**Problem statement**
Set down the records once more, please, exactly and with the pictures left out.

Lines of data

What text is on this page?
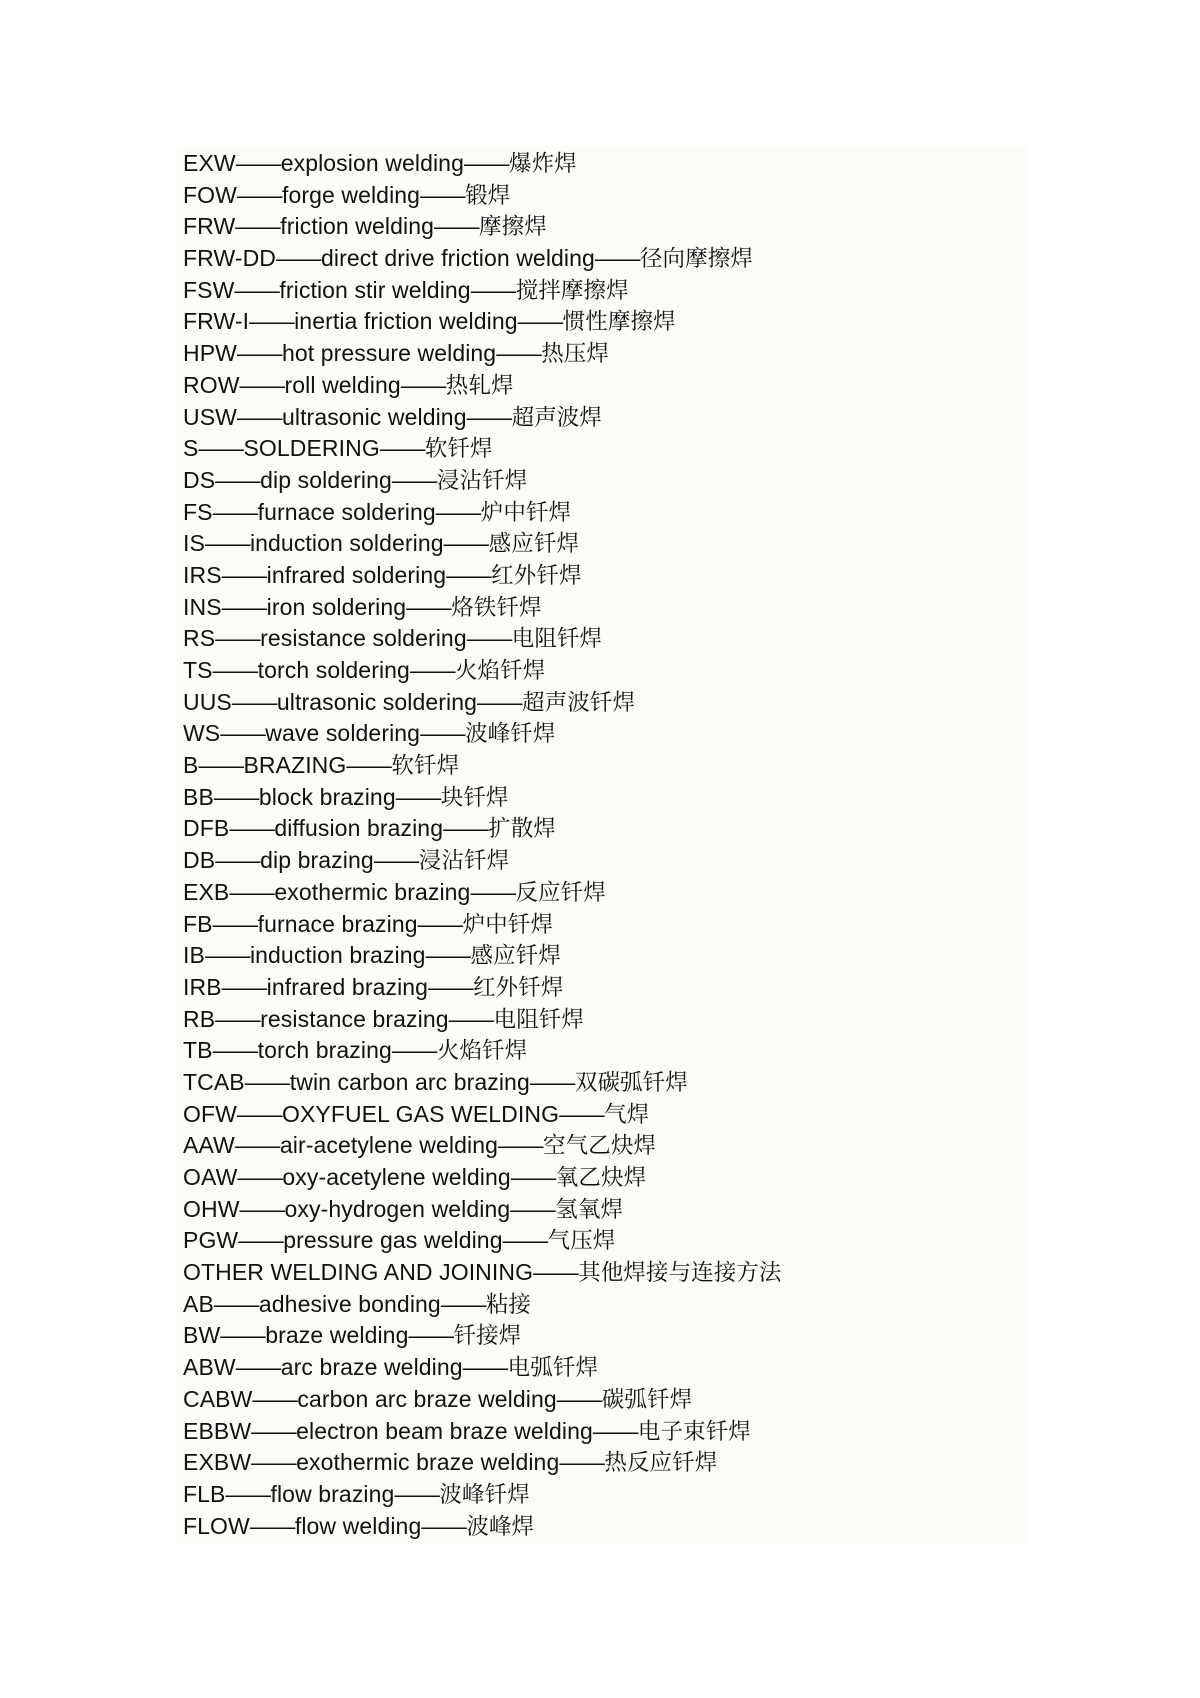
EXW——explosion welding——爆炸焊
FOW——forge welding——锻焊
FRW——friction welding——摩擦焊
FRW-DD——direct drive friction welding——径向摩擦焊
FSW——friction stir welding——搅拌摩擦焊
FRW-I——inertia friction welding——惯性摩擦焊
HPW——hot pressure welding——热压焊
ROW——roll welding——热轧焊
USW——ultrasonic welding——超声波焊
S——SOLDERING——软钎焊
DS——dip soldering——浸沾钎焊
FS——furnace soldering——炉中钎焊
IS——induction soldering——感应钎焊
IRS——infrared soldering——红外钎焊
INS——iron soldering——烙铁钎焊
RS——resistance soldering——电阻钎焊
TS——torch soldering——火焰钎焊
UUS——ultrasonic soldering——超声波钎焊
WS——wave soldering——波峰钎焊
B——BRAZING——软钎焊
BB——block brazing——块钎焊
DFB——diffusion brazing——扩散焊
DB——dip brazing——浸沾钎焊
EXB——exothermic brazing——反应钎焊
FB——furnace brazing——炉中钎焊
IB——induction brazing——感应钎焊
IRB——infrared brazing——红外钎焊
RB——resistance brazing——电阻钎焊
TB——torch brazing——火焰钎焊
TCAB——twin carbon arc brazing——双碳弧钎焊
OFW——OXYFUEL GAS WELDING——气焊
AAW——air-acetylene welding——空气乙炔焊
OAW——oxy-acetylene welding——氧乙炔焊
OHW——oxy-hydrogen welding——氢氧焊
PGW——pressure gas welding——气压焊
OTHER WELDING AND JOINING——其他焊接与连接方法
AB——adhesive bonding——粘接
BW——braze welding——钎接焊
ABW——arc braze welding——电弧钎焊
CABW——carbon arc braze welding——碳弧钎焊
EBBW——electron beam braze welding——电子束钎焊
EXBW——exothermic braze welding——热反应钎焊
FLB——flow brazing——波峰钎焊
FLOW——flow welding——波峰焊
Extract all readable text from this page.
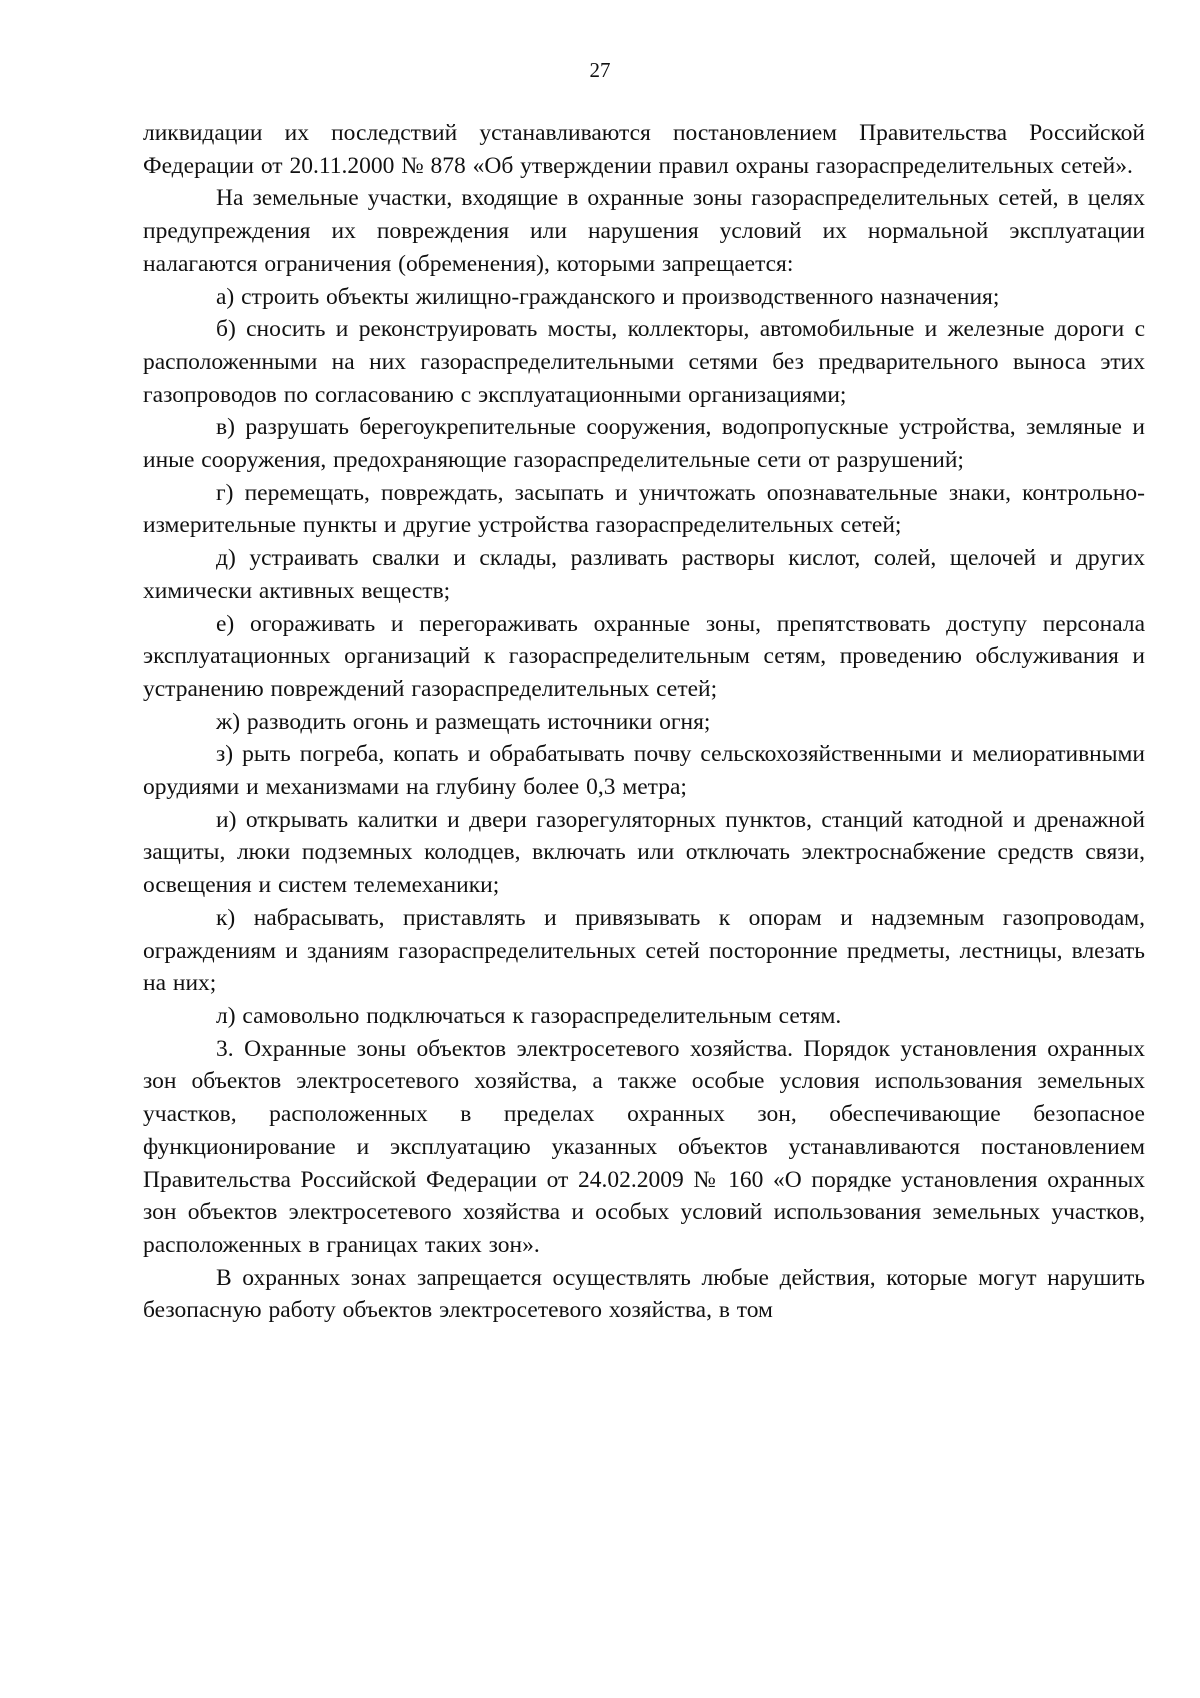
27

ликвидации их последствий устанавливаются постановлением Правительства Российской Федерации от 20.11.2000 № 878 «Об утверждении правил охраны газораспределительных сетей».

На земельные участки, входящие в охранные зоны газораспределительных сетей, в целях предупреждения их повреждения или нарушения условий их нормальной эксплуатации налагаются ограничения (обременения), которыми запрещается:

а) строить объекты жилищно-гражданского и производственного назначения;

б) сносить и реконструировать мосты, коллекторы, автомобильные и железные дороги с расположенными на них газораспределительными сетями без предварительного выноса этих газопроводов по согласованию с эксплуатационными организациями;

в) разрушать берегоукрепительные сооружения, водопропускные устройства, земляные и иные сооружения, предохраняющие газораспределительные сети от разрушений;

г) перемещать, повреждать, засыпать и уничтожать опознавательные знаки, контрольно-измерительные пункты и другие устройства газораспределительных сетей;

д) устраивать свалки и склады, разливать растворы кислот, солей, щелочей и других химически активных веществ;

е) огораживать и перегораживать охранные зоны, препятствовать доступу персонала эксплуатационных организаций к газораспределительным сетям, проведению обслуживания и устранению повреждений газораспределительных сетей;

ж) разводить огонь и размещать источники огня;

з) рыть погреба, копать и обрабатывать почву сельскохозяйственными и мелиоративными орудиями и механизмами на глубину более 0,3 метра;

и) открывать калитки и двери газорегуляторных пунктов, станций катодной и дренажной защиты, люки подземных колодцев, включать или отключать электроснабжение средств связи, освещения и систем телемеханики;

к) набрасывать, приставлять и привязывать к опорам и надземным газопроводам, ограждениям и зданиям газораспределительных сетей посторонние предметы, лестницы, влезать на них;

л) самовольно подключаться к газораспределительным сетям.

3. Охранные зоны объектов электросетевого хозяйства. Порядок установления охранных зон объектов электросетевого хозяйства, а также особые условия использования земельных участков, расположенных в пределах охранных зон, обеспечивающие безопасное функционирование и эксплуатацию указанных объектов устанавливаются постановлением Правительства Российской Федерации от 24.02.2009 № 160 «О порядке установления охранных зон объектов электросетевого хозяйства и особых условий использования земельных участков, расположенных в границах таких зон».

В охранных зонах запрещается осуществлять любые действия, которые могут нарушить безопасную работу объектов электросетевого хозяйства, в том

**Correct response**
What text is on this page?
EXW——explosion welding——爆炸焊
FOW——forge welding——锻焊
FRW——friction welding——摩擦焊
FRW-DD——direct drive friction welding——径向摩擦焊
FSW——friction stir welding——搅拌摩擦焊
FRW-I——inertia friction welding——惯性摩擦焊
HPW——hot pressure welding——热压焊
ROW——roll welding——热轧焊
USW——ultrasonic welding——超声波焊
S——SOLDERING——软钎焊
DS——dip soldering——浸沾钎焊
FS——furnace soldering——炉中钎焊
IS——induction soldering——感应钎焊
IRS——infrared soldering——红外钎焊
INS——iron soldering——烙铁钎焊
RS——resistance soldering——电阻钎焊
TS——torch soldering——火焰钎焊
UUS——ultrasonic soldering——超声波钎焊
WS——wave soldering——波峰钎焊
B——BRAZING——软钎焊
BB——block brazing——块钎焊
DFB——diffusion brazing——扩散焊
DB——dip brazing——浸沾钎焊
EXB——exothermic brazing——反应钎焊
FB——furnace brazing——炉中钎焊
IB——induction brazing——感应钎焊
IRB——infrared brazing——红外钎焊
RB——resistance brazing——电阻钎焊
TB——torch brazing——火焰钎焊
TCAB——twin carbon arc brazing——双碳弧钎焊
OFW——OXYFUEL GAS WELDING——气焊
AAW——air-acetylene welding——空气乙炔焊
OAW——oxy-acetylene welding——氧乙炔焊
OHW——oxy-hydrogen welding——氢氧焊
PGW——pressure gas welding——气压焊
OTHER WELDING AND JOINING——其他焊接与连接方法
AB——adhesive bonding——粘接
BW——braze welding——钎接焊
ABW——arc braze welding——电弧钎焊
CABW——carbon arc braze welding——碳弧钎焊
EBBW——electron beam braze welding——电子束钎焊
EXBW——exothermic braze welding——热反应钎焊
FLB——flow brazing——波峰钎焊
FLOW——flow welding——波峰焊
Extract all readable text from this page.
27

ликвидации их последствий устанавливаются постановлением Правительства Российской Федерации от 20.11.2000 № 878 «Об утверждении правил охраны газораспределительных сетей».

На земельные участки, входящие в охранные зоны газораспределительных сетей, в целях предупреждения их повреждения или нарушения условий их нормальной эксплуатации налагаются ограничения (обременения), которыми запрещается:

а) строить объекты жилищно-гражданского и производственного назначения;

б) сносить и реконструировать мосты, коллекторы, автомобильные и железные дороги с расположенными на них газораспределительными сетями без предварительного выноса этих газопроводов по согласованию с эксплуатационными организациями;

в) разрушать берегоукрепительные сооружения, водопропускные устройства, земляные и иные сооружения, предохраняющие газораспределительные сети от разрушений;

г) перемещать, повреждать, засыпать и уничтожать опознавательные знаки, контрольно-измерительные пункты и другие устройства газораспределительных сетей;

д) устраивать свалки и склады, разливать растворы кислот, солей, щелочей и других химически активных веществ;

е) огораживать и перегораживать охранные зоны, препятствовать доступу персонала эксплуатационных организаций к газораспределительным сетям, проведению обслуживания и устранению повреждений газораспределительных сетей;

ж) разводить огонь и размещать источники огня;

з) рыть погреба, копать и обрабатывать почву сельскохозяйственными и мелиоративными орудиями и механизмами на глубину более 0,3 метра;

и) открывать калитки и двери газорегуляторных пунктов, станций катодной и дренажной защиты, люки подземных колодцев, включать или отключать электроснабжение средств связи, освещения и систем телемеханики;

к) набрасывать, приставлять и привязывать к опорам и надземным газопроводам, ограждениям и зданиям газораспределительных сетей посторонние предметы, лестницы, влезать на них;

л) самовольно подключаться к газораспределительным сетям.

3. Охранные зоны объектов электросетевого хозяйства. Порядок установления охранных зон объектов электросетевого хозяйства, а также особые условия использования земельных участков, расположенных в пределах охранных зон, обеспечивающие безопасное функционирование и эксплуатацию указанных объектов устанавливаются постановлением Правительства Российской Федерации от 24.02.2009 № 160 «О порядке установления охранных зон объектов электросетевого хозяйства и особых условий использования земельных участков, расположенных в границах таких зон».

В охранных зонах запрещается осуществлять любые действия, которые могут нарушить безопасную работу объектов электросетевого хозяйства, в том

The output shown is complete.